- CHALLENGE
Starting at the first line of the records, copy each line unchanged, and stop after the line that contains "- legend-label-bar-series: 妊娠者の割合: [262, 1139, 538, 1191]".

- RECORDS FOR PROCESSING
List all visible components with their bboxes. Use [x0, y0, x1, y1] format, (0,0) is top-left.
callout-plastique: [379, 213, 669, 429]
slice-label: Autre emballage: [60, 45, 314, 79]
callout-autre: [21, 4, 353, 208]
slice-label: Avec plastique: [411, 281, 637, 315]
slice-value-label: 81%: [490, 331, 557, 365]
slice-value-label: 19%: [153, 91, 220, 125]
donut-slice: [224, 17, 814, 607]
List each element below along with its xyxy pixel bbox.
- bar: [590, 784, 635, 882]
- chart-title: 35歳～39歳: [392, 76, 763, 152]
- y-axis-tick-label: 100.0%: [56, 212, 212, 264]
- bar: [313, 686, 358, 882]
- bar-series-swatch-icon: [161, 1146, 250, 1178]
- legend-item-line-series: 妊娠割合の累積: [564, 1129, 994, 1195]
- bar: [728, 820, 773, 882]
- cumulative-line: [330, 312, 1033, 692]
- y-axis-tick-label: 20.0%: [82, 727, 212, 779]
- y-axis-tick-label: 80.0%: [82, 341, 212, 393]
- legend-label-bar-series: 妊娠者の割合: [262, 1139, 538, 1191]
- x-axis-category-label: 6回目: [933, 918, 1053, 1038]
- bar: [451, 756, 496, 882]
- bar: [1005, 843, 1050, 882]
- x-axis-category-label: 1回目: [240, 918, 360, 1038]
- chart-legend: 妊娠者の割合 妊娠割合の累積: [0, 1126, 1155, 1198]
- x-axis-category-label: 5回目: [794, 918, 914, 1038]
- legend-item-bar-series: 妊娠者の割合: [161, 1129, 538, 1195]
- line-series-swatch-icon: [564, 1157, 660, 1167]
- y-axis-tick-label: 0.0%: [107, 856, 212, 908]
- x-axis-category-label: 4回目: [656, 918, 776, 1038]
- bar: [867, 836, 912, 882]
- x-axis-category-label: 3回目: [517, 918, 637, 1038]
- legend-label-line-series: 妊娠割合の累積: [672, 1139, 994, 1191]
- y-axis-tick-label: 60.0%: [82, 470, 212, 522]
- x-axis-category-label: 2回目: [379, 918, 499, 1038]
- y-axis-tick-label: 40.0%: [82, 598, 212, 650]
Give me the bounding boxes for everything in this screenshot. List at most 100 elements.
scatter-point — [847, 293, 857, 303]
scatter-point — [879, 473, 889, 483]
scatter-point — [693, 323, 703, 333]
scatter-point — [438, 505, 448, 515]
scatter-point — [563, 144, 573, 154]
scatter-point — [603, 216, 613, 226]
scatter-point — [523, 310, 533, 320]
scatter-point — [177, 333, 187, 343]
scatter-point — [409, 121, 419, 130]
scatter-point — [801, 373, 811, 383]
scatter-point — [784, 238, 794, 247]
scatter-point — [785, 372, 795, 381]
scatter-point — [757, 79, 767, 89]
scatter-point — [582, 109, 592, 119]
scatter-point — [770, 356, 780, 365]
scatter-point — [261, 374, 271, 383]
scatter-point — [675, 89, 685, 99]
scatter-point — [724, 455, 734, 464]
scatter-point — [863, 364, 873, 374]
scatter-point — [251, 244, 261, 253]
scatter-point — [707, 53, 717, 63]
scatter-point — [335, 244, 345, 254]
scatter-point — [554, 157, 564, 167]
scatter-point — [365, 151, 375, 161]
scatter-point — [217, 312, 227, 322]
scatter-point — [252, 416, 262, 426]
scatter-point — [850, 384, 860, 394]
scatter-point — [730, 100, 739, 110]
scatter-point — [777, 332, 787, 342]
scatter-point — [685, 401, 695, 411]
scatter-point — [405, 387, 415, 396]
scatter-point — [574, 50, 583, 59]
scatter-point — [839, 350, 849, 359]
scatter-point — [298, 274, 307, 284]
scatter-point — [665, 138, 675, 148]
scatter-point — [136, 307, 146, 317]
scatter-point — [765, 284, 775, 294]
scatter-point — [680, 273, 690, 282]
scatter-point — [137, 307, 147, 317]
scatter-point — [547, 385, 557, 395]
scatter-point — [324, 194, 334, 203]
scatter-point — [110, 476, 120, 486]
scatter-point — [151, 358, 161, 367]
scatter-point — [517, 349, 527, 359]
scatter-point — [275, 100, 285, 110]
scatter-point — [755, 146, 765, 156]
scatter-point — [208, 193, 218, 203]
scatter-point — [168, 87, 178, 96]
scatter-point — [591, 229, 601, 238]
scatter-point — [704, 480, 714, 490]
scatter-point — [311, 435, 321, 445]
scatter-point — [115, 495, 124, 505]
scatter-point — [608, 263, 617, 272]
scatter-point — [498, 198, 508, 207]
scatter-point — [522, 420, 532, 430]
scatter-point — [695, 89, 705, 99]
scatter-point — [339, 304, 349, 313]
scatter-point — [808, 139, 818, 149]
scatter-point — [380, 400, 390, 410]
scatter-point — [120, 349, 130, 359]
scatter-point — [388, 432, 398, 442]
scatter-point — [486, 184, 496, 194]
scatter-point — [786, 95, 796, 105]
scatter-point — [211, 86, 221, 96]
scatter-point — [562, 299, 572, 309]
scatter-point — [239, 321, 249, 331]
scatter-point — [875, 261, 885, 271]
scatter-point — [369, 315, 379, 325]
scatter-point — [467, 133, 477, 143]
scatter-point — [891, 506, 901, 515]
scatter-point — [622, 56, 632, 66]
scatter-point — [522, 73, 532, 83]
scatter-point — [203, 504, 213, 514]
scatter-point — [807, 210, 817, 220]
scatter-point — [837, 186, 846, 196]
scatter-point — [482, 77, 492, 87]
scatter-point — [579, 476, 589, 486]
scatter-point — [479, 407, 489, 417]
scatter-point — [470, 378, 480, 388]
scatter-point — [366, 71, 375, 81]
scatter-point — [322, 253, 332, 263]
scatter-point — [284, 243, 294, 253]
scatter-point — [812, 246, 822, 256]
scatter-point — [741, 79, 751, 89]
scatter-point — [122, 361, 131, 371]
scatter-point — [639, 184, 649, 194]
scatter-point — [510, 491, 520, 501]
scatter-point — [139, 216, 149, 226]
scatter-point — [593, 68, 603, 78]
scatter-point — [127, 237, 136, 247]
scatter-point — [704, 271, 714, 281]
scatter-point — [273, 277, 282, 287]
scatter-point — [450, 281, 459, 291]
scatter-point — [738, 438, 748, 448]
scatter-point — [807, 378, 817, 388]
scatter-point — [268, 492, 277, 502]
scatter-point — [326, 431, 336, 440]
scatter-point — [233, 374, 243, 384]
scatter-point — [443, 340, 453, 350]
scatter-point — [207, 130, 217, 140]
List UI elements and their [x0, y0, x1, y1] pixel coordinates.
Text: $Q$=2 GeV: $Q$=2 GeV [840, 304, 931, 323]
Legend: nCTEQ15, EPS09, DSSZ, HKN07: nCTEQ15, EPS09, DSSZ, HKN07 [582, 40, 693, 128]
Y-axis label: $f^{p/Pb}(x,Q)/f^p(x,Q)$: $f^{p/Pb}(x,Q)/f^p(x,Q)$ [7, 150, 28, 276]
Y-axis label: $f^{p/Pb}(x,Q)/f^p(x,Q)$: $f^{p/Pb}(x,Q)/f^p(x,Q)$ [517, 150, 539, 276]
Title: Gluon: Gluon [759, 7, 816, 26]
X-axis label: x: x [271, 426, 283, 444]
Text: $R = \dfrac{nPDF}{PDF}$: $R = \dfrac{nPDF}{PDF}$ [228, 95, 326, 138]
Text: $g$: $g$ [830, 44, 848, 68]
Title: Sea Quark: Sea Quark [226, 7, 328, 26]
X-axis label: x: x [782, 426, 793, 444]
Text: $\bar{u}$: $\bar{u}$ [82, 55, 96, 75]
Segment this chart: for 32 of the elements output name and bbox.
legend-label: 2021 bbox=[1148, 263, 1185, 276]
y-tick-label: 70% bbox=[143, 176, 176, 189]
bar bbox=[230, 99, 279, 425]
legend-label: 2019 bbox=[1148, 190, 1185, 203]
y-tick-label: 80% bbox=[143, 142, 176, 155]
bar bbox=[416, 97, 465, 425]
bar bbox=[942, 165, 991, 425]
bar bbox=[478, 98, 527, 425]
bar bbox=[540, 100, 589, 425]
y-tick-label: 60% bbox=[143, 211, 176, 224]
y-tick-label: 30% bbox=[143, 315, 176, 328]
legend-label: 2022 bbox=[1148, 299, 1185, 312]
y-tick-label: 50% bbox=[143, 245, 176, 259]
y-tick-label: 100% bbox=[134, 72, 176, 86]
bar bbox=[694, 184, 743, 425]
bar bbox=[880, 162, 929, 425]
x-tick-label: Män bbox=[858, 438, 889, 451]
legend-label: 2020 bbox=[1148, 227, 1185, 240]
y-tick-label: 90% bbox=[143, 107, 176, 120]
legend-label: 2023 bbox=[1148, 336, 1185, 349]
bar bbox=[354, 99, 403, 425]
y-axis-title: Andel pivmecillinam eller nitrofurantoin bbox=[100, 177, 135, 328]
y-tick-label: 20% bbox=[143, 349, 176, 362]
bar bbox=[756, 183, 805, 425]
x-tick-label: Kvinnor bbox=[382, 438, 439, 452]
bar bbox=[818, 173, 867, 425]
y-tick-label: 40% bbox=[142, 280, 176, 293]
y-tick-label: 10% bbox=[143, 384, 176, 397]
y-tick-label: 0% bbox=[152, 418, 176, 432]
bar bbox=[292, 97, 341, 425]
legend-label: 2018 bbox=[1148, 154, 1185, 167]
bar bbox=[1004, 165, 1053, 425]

- RESULT
List all visible components with their bboxes. Use [x0, y0, x1, y1] format, (0,0) is top-left.
callout-plastique: [379, 213, 669, 429]
slice-label: Autre emballage: [60, 45, 314, 79]
callout-autre: [21, 4, 353, 208]
slice-label: Avec plastique: [411, 281, 637, 315]
slice-value-label: 81%: [490, 331, 557, 365]
slice-value-label: 19%: [153, 91, 220, 125]
donut-slice: [224, 17, 814, 607]
List each element below along with its xyxy pixel bbox.
- bar: [590, 784, 635, 882]
- chart-title: 35歳～39歳: [392, 76, 763, 152]
- y-axis-tick-label: 100.0%: [56, 212, 212, 264]
- bar: [313, 686, 358, 882]
- bar-series-swatch-icon: [161, 1146, 250, 1178]
- legend-item-line-series: 妊娠割合の累積: [564, 1129, 994, 1195]
- bar: [728, 820, 773, 882]
- cumulative-line: [330, 312, 1033, 692]
- y-axis-tick-label: 20.0%: [82, 727, 212, 779]
- y-axis-tick-label: 80.0%: [82, 341, 212, 393]
- legend-label-bar-series: 妊娠者の割合: [262, 1139, 538, 1191]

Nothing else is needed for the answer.